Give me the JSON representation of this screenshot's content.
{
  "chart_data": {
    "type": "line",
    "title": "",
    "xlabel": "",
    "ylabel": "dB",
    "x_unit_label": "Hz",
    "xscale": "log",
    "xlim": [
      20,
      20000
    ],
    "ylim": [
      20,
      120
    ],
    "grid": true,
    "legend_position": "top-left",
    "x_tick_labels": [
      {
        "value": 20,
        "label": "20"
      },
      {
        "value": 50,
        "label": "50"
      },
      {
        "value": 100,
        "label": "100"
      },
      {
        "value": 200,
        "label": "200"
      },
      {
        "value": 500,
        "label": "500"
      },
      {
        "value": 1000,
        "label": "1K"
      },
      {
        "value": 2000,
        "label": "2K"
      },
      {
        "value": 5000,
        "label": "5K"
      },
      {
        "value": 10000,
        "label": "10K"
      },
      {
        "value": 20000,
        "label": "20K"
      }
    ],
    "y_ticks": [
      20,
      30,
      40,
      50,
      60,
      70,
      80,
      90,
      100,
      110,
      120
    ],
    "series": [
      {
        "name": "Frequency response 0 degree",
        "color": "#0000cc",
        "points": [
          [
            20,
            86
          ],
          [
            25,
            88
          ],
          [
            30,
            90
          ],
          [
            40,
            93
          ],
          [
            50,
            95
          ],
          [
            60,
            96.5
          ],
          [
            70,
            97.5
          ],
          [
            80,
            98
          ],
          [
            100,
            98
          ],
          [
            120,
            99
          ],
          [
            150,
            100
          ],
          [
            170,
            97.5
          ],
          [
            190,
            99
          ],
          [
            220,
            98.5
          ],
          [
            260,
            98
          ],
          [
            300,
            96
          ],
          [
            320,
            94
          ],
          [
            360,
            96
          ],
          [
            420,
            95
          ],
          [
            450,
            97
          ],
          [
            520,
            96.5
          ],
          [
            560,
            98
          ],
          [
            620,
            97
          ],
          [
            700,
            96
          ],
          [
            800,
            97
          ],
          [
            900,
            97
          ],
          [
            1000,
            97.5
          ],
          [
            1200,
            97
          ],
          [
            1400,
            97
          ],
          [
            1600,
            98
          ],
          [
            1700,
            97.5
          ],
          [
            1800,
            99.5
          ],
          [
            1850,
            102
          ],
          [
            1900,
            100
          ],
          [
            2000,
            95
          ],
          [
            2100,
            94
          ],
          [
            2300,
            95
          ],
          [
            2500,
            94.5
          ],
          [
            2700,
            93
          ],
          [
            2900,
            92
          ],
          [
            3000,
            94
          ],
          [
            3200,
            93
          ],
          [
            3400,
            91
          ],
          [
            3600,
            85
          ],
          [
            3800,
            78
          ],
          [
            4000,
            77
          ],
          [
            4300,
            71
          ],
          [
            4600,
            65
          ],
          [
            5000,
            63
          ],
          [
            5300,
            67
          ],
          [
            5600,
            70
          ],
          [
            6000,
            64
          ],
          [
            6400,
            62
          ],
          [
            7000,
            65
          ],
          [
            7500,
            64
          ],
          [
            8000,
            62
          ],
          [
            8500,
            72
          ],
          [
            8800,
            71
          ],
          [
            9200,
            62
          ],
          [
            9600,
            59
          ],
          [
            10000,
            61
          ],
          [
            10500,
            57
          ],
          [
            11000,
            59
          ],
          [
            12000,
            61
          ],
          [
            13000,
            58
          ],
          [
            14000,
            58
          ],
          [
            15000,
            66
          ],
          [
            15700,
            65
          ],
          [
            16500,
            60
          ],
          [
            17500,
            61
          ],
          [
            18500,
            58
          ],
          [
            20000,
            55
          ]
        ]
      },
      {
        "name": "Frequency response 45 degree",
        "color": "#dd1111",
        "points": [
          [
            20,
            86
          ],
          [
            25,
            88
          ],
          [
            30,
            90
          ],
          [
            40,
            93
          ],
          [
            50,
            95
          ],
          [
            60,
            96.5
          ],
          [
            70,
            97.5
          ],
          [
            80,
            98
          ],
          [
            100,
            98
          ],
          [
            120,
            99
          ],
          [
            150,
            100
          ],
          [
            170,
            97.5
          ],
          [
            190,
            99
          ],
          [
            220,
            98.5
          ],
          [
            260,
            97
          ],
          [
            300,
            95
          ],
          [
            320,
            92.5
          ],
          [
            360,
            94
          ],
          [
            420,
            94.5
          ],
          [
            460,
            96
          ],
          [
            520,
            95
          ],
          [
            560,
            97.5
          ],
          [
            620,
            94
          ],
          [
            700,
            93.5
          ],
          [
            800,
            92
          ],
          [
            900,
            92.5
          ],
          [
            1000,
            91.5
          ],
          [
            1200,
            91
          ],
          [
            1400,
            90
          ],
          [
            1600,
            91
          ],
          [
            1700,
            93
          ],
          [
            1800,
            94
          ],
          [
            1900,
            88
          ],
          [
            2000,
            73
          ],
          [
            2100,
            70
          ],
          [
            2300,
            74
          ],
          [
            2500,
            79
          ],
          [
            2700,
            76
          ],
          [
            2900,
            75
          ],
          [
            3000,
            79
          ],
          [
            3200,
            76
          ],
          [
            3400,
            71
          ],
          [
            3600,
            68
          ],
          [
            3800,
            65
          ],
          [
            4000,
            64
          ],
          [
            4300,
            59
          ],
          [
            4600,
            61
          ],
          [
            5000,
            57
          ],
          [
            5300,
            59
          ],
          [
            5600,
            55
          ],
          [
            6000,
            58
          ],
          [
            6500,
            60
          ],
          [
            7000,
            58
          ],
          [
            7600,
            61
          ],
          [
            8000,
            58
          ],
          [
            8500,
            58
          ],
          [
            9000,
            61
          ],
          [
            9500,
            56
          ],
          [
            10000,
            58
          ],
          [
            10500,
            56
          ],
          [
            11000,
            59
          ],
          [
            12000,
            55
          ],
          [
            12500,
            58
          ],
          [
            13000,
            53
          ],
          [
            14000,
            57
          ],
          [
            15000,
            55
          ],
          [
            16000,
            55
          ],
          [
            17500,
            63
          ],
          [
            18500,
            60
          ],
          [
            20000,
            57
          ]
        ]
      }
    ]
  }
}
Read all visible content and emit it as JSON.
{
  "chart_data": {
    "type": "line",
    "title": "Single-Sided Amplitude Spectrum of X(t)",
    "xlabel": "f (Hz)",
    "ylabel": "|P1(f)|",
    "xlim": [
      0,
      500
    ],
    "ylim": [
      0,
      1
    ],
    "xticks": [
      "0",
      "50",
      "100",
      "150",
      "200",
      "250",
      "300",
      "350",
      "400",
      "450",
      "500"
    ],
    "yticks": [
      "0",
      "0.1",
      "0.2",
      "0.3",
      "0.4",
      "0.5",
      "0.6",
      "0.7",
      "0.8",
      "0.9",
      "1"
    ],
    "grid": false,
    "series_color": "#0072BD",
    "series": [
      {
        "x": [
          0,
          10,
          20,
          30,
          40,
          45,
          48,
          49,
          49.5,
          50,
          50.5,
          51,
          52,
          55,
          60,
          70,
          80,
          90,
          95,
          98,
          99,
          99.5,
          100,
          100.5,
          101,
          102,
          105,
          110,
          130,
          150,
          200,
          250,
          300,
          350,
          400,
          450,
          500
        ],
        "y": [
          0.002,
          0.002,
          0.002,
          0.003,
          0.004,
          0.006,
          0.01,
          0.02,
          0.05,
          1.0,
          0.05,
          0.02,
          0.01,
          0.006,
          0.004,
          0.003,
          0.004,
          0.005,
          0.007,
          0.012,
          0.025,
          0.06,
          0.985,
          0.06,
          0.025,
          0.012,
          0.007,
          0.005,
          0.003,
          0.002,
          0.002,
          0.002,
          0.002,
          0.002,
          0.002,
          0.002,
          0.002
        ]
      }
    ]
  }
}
====
■ What is expected ■
Repeat the entries above exactly, leaving nothing out.

■ Solved exercise ■
Give me the JSON representation of this screenshot's content.
{
  "chart_data": {
    "type": "line",
    "title": "",
    "xlabel": "",
    "ylabel": "dB",
    "x_unit_label": "Hz",
    "xscale": "log",
    "xlim": [
      20,
      20000
    ],
    "ylim": [
      20,
      120
    ],
    "grid": true,
    "legend_position": "top-left",
    "x_tick_labels": [
      {
        "value": 20,
        "label": "20"
      },
      {
        "value": 50,
        "label": "50"
      },
      {
        "value": 100,
        "label": "100"
      },
      {
        "value": 200,
        "label": "200"
      },
      {
        "value": 500,
        "label": "500"
      },
      {
        "value": 1000,
        "label": "1K"
      },
      {
        "value": 2000,
        "label": "2K"
      },
      {
        "value": 5000,
        "label": "5K"
      },
      {
        "value": 10000,
        "label": "10K"
      },
      {
        "value": 20000,
        "label": "20K"
      }
    ],
    "y_ticks": [
      20,
      30,
      40,
      50,
      60,
      70,
      80,
      90,
      100,
      110,
      120
    ],
    "series": [
      {
        "name": "Frequency response 0 degree",
        "color": "#0000cc",
        "points": [
          [
            20,
            86
          ],
          [
            25,
            88
          ],
          [
            30,
            90
          ],
          [
            40,
            93
          ],
          [
            50,
            95
          ],
          [
            60,
            96.5
          ],
          [
            70,
            97.5
          ],
          [
            80,
            98
          ],
          [
            100,
            98
          ],
          [
            120,
            99
          ],
          [
            150,
            100
          ],
          [
            170,
            97.5
          ],
          [
            190,
            99
          ],
          [
            220,
            98.5
          ],
          [
            260,
            98
          ],
          [
            300,
            96
          ],
          [
            320,
            94
          ],
          [
            360,
            96
          ],
          [
            420,
            95
          ],
          [
            450,
            97
          ],
          [
            520,
            96.5
          ],
          [
            560,
            98
          ],
          [
            620,
            97
          ],
          [
            700,
            96
          ],
          [
            800,
            97
          ],
          [
            900,
            97
          ],
          [
            1000,
            97.5
          ],
          [
            1200,
            97
          ],
          [
            1400,
            97
          ],
          [
            1600,
            98
          ],
          [
            1700,
            97.5
          ],
          [
            1800,
            99.5
          ],
          [
            1850,
            102
          ],
          [
            1900,
            100
          ],
          [
            2000,
            95
          ],
          [
            2100,
            94
          ],
          [
            2300,
            95
          ],
          [
            2500,
            94.5
          ],
          [
            2700,
            93
          ],
          [
            2900,
            92
          ],
          [
            3000,
            94
          ],
          [
            3200,
            93
          ],
          [
            3400,
            91
          ],
          [
            3600,
            85
          ],
          [
            3800,
            78
          ],
          [
            4000,
            77
          ],
          [
            4300,
            71
          ],
          [
            4600,
            65
          ],
          [
            5000,
            63
          ],
          [
            5300,
            67
          ],
          [
            5600,
            70
          ],
          [
            6000,
            64
          ],
          [
            6400,
            62
          ],
          [
            7000,
            65
          ],
          [
            7500,
            64
          ],
          [
            8000,
            62
          ],
          [
            8500,
            72
          ],
          [
            8800,
            71
          ],
          [
            9200,
            62
          ],
          [
            9600,
            59
          ],
          [
            10000,
            61
          ],
          [
            10500,
            57
          ],
          [
            11000,
            59
          ],
          [
            12000,
            61
          ],
          [
            13000,
            58
          ],
          [
            14000,
            58
          ],
          [
            15000,
            66
          ],
          [
            15700,
            65
          ],
          [
            16500,
            60
          ],
          [
            17500,
            61
          ],
          [
            18500,
            58
          ],
          [
            20000,
            55
          ]
        ]
      },
      {
        "name": "Frequency response 45 degree",
        "color": "#dd1111",
        "points": [
          [
            20,
            86
          ],
          [
            25,
            88
          ],
          [
            30,
            90
          ],
          [
            40,
            93
          ],
          [
            50,
            95
          ],
          [
            60,
            96.5
          ],
          [
            70,
            97.5
          ],
          [
            80,
            98
          ],
          [
            100,
            98
          ],
          [
            120,
            99
          ],
          [
            150,
            100
          ],
          [
            170,
            97.5
          ],
          [
            190,
            99
          ],
          [
            220,
            98.5
          ],
          [
            260,
            97
          ],
          [
            300,
            95
          ],
          [
            320,
            92.5
          ],
          [
            360,
            94
          ],
          [
            420,
            94.5
          ],
          [
            460,
            96
          ],
          [
            520,
            95
          ],
          [
            560,
            97.5
          ],
          [
            620,
            94
          ],
          [
            700,
            93.5
          ],
          [
            800,
            92
          ],
          [
            900,
            92.5
          ],
          [
            1000,
            91.5
          ],
          [
            1200,
            91
          ],
          [
            1400,
            90
          ],
          [
            1600,
            91
          ],
          [
            1700,
            93
          ],
          [
            1800,
            94
          ],
          [
            1900,
            88
          ],
          [
            2000,
            73
          ],
          [
            2100,
            70
          ],
          [
            2300,
            74
          ],
          [
            2500,
            79
          ],
          [
            2700,
            76
          ],
          [
            2900,
            75
          ],
          [
            3000,
            79
          ],
          [
            3200,
            76
          ],
          [
            3400,
            71
          ],
          [
            3600,
            68
          ],
          [
            3800,
            65
          ],
          [
            4000,
            64
          ],
          [
            4300,
            59
          ],
          [
            4600,
            61
          ],
          [
            5000,
            57
          ],
          [
            5300,
            59
          ],
          [
            5600,
            55
          ],
          [
            6000,
            58
          ],
          [
            6500,
            60
          ],
          [
            7000,
            58
          ],
          [
            7600,
            61
          ],
          [
            8000,
            58
          ],
          [
            8500,
            58
          ],
          [
            9000,
            61
          ],
          [
            9500,
            56
          ],
          [
            10000,
            58
          ],
          [
            10500,
            56
          ],
          [
            11000,
            59
          ],
          [
            12000,
            55
          ],
          [
            12500,
            58
          ],
          [
            13000,
            53
          ],
          [
            14000,
            57
          ],
          [
            15000,
            55
          ],
          [
            16000,
            55
          ],
          [
            17500,
            63
          ],
          [
            18500,
            60
          ],
          [
            20000,
            57
          ]
        ]
      }
    ]
  }
}
Read all visible content and emit it as JSON.
{
  "chart_data": {
    "type": "line",
    "title": "Single-Sided Amplitude Spectrum of X(t)",
    "xlabel": "f (Hz)",
    "ylabel": "|P1(f)|",
    "xlim": [
      0,
      500
    ],
    "ylim": [
      0,
      1
    ],
    "xticks": [
      "0",
      "50",
      "100",
      "150",
      "200",
      "250",
      "300",
      "350",
      "400",
      "450",
      "500"
    ],
    "yticks": [
      "0",
      "0.1",
      "0.2",
      "0.3",
      "0.4",
      "0.5",
      "0.6",
      "0.7",
      "0.8",
      "0.9",
      "1"
    ],
    "grid": false,
    "series_color": "#0072BD",
    "series": [
      {
        "x": [
          0,
          10,
          20,
          30,
          40,
          45,
          48,
          49,
          49.5,
          50,
          50.5,
          51,
          52,
          55,
          60,
          70,
          80,
          90,
          95,
          98,
          99,
          99.5,
          100,
          100.5,
          101,
          102,
          105,
          110,
          130,
          150,
          200,
          250,
          300,
          350,
          400,
          450,
          500
        ],
        "y": [
          0.002,
          0.002,
          0.002,
          0.003,
          0.004,
          0.006,
          0.01,
          0.02,
          0.05,
          1.0,
          0.05,
          0.02,
          0.01,
          0.006,
          0.004,
          0.003,
          0.004,
          0.005,
          0.007,
          0.012,
          0.025,
          0.06,
          0.985,
          0.06,
          0.025,
          0.012,
          0.007,
          0.005,
          0.003,
          0.002,
          0.002,
          0.002,
          0.002,
          0.002,
          0.002,
          0.002,
          0.002
        ]
      }
    ]
  }
}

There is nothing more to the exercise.